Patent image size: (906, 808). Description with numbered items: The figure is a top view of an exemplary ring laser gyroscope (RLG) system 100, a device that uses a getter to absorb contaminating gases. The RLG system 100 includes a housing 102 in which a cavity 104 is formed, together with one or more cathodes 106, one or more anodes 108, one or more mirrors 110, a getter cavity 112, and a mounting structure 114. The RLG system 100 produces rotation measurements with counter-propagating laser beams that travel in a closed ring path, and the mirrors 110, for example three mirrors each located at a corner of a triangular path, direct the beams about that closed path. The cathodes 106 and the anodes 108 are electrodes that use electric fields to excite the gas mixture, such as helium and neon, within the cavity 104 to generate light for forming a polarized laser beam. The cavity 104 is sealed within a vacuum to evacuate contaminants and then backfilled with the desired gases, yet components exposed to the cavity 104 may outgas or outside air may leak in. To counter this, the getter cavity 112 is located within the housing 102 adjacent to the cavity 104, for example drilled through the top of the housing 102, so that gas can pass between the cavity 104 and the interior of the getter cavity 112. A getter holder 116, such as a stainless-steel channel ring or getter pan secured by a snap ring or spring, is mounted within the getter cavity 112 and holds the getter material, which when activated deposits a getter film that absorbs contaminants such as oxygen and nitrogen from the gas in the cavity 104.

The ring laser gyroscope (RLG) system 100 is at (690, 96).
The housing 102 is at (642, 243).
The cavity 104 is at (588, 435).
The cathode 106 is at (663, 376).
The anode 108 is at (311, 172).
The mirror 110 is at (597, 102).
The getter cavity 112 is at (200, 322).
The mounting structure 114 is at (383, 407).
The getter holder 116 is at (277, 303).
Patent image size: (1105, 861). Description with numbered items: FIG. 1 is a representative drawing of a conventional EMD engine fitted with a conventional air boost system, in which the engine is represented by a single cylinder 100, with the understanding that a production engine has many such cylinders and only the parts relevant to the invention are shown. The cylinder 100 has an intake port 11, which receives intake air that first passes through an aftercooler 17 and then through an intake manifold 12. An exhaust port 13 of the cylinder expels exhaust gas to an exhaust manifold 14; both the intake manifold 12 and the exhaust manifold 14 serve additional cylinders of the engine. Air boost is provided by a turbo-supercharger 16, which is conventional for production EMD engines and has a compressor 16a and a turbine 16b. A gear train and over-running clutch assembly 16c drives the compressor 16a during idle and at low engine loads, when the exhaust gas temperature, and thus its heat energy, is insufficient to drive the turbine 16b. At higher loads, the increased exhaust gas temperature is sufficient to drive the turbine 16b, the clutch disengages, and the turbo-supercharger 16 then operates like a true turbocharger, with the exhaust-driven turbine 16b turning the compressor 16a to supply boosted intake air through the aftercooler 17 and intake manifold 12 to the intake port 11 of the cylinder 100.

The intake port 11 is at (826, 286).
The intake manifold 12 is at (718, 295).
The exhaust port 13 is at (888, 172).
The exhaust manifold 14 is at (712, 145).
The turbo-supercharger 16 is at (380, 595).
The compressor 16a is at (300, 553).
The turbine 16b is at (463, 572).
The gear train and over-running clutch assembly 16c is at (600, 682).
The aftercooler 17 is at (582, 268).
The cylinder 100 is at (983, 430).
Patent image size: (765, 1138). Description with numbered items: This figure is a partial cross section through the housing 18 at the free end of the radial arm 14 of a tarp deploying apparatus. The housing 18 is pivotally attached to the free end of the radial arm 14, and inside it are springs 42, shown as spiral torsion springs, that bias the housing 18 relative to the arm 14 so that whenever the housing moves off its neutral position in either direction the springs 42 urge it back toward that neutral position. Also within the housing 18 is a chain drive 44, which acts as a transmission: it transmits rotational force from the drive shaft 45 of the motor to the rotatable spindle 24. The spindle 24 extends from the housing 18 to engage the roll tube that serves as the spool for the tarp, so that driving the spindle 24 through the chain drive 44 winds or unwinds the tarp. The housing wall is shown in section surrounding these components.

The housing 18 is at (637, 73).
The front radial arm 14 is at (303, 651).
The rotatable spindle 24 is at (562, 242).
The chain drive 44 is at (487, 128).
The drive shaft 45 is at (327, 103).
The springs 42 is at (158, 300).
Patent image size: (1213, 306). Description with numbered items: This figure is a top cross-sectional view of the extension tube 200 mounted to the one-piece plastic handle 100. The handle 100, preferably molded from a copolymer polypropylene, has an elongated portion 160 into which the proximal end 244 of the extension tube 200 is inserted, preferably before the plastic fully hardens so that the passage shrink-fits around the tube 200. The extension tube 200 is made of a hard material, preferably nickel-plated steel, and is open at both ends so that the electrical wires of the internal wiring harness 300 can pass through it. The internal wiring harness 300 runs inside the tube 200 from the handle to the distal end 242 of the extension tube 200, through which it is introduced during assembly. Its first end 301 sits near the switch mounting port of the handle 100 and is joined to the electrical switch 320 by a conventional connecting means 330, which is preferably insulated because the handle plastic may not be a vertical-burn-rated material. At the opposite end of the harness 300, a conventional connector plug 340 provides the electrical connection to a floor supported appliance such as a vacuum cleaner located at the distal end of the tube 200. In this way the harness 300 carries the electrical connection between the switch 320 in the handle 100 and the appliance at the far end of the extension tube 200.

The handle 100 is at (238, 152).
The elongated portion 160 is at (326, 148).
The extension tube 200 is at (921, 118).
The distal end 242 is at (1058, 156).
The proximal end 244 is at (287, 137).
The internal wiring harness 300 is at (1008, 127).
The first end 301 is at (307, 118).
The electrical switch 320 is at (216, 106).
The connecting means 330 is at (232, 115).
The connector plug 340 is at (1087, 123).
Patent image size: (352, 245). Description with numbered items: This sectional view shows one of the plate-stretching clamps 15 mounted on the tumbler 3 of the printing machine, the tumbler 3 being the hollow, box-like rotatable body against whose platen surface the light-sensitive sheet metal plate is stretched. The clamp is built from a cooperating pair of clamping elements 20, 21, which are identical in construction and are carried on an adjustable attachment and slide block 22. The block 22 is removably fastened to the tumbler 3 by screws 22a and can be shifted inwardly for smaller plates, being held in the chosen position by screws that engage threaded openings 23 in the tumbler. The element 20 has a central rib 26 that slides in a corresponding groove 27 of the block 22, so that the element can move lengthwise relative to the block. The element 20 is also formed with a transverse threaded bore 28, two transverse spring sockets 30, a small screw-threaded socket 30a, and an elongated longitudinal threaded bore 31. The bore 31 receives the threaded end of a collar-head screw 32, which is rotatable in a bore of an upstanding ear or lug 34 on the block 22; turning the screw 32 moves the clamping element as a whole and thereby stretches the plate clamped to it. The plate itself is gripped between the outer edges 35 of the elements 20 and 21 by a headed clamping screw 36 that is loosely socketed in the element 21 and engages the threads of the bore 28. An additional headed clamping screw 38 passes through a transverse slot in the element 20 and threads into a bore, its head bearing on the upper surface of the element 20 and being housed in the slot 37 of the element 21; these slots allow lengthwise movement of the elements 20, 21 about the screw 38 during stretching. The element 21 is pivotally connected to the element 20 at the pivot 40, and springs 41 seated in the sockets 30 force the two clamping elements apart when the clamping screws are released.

________________________

Problem to solve — Copy the material above word for word, from the line containing "Patent image size: (765, 1138)." through the line containing "The springs 42 is at (158, 300).", including both of those lines.

Full answer —
Patent image size: (765, 1138). Description with numbered items: This figure is a partial cross section through the housing 18 at the free end of the radial arm 14 of a tarp deploying apparatus. The housing 18 is pivotally attached to the free end of the radial arm 14, and inside it are springs 42, shown as spiral torsion springs, that bias the housing 18 relative to the arm 14 so that whenever the housing moves off its neutral position in either direction the springs 42 urge it back toward that neutral position. Also within the housing 18 is a chain drive 44, which acts as a transmission: it transmits rotational force from the drive shaft 45 of the motor to the rotatable spindle 24. The spindle 24 extends from the housing 18 to engage the roll tube that serves as the spool for the tarp, so that driving the spindle 24 through the chain drive 44 winds or unwinds the tarp. The housing wall is shown in section surrounding these components.

The housing 18 is at (637, 73).
The front radial arm 14 is at (303, 651).
The rotatable spindle 24 is at (562, 242).
The chain drive 44 is at (487, 128).
The drive shaft 45 is at (327, 103).
The springs 42 is at (158, 300).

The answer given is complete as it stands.